All of the entries below should be printed exactly; the pictures are to be left out.

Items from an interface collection
====================
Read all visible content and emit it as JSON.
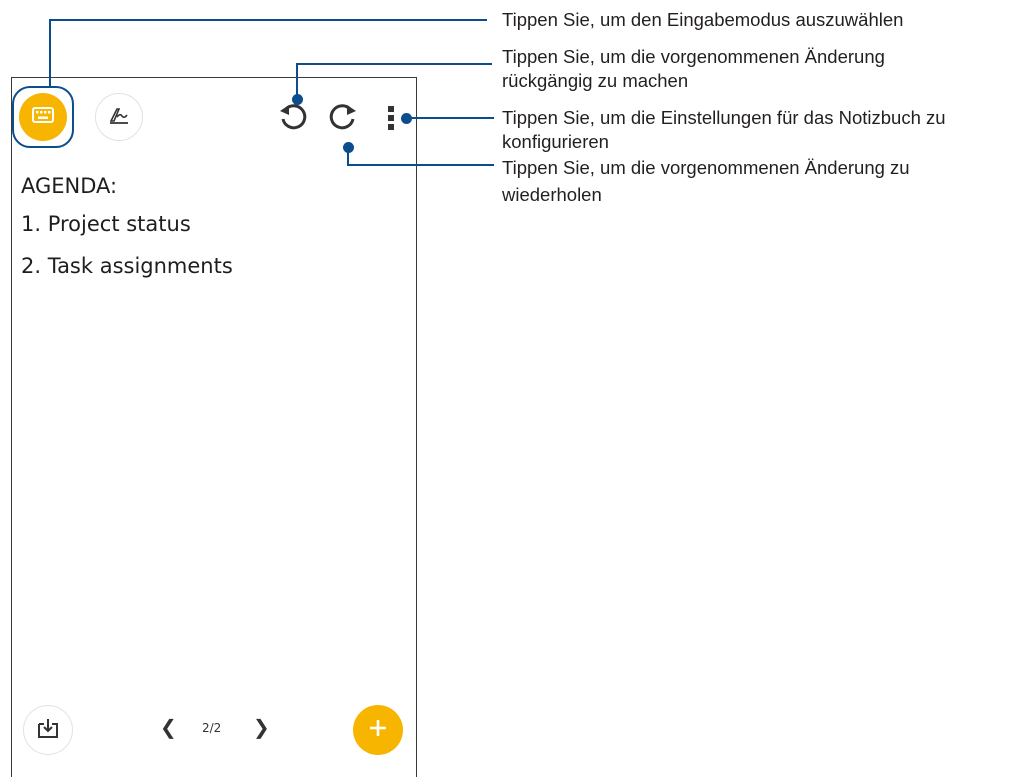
{
  "notebook": {
    "lines": [
      "AGENDA:",
      "1. Project status",
      "2. Task assignments"
    ],
    "pager": {
      "current": "2/2",
      "prev_glyph": "❮",
      "next_glyph": "❯"
    }
  },
  "toolbar": {
    "keyboard_icon": "keyboard-icon",
    "handwrite_icon": "handwriting-icon",
    "undo_icon": "undo-icon",
    "redo_icon": "redo-icon",
    "more_icon": "more-vertical-icon"
  },
  "callouts": {
    "input_mode": "Tippen Sie, um den Eingabemodus auszuwählen",
    "undo_line1": "Tippen Sie, um die vorgenommenen Änderung",
    "undo_line2": "rückgängig zu machen",
    "settings_line1": "Tippen Sie, um die Einstellungen für das Notizbuch zu",
    "settings_line2": "konfigurieren",
    "redo_line1": "Tippen Sie, um die vorgenommenen Änderung zu",
    "redo_line2": "wiederholen"
  },
  "colors": {
    "accent_yellow": "#f7b500",
    "callout_blue": "#0c4d8c"
  }
}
====================
→ Written reply:
Read all visible content and emit it as JSON.
{
  "notebook": {
    "lines": [
      "AGENDA:",
      "1. Project status",
      "2. Task assignments"
    ],
    "pager": {
      "current": "2/2",
      "prev_glyph": "❮",
      "next_glyph": "❯"
    }
  },
  "toolbar": {
    "keyboard_icon": "keyboard-icon",
    "handwrite_icon": "handwriting-icon",
    "undo_icon": "undo-icon",
    "redo_icon": "redo-icon",
    "more_icon": "more-vertical-icon"
  },
  "callouts": {
    "input_mode": "Tippen Sie, um den Eingabemodus auszuwählen",
    "undo_line1": "Tippen Sie, um die vorgenommenen Änderung",
    "undo_line2": "rückgängig zu machen",
    "settings_line1": "Tippen Sie, um die Einstellungen für das Notizbuch zu",
    "settings_line2": "konfigurieren",
    "redo_line1": "Tippen Sie, um die vorgenommenen Änderung zu",
    "redo_line2": "wiederholen"
  },
  "colors": {
    "accent_yellow": "#f7b500",
    "callout_blue": "#0c4d8c"
  }
}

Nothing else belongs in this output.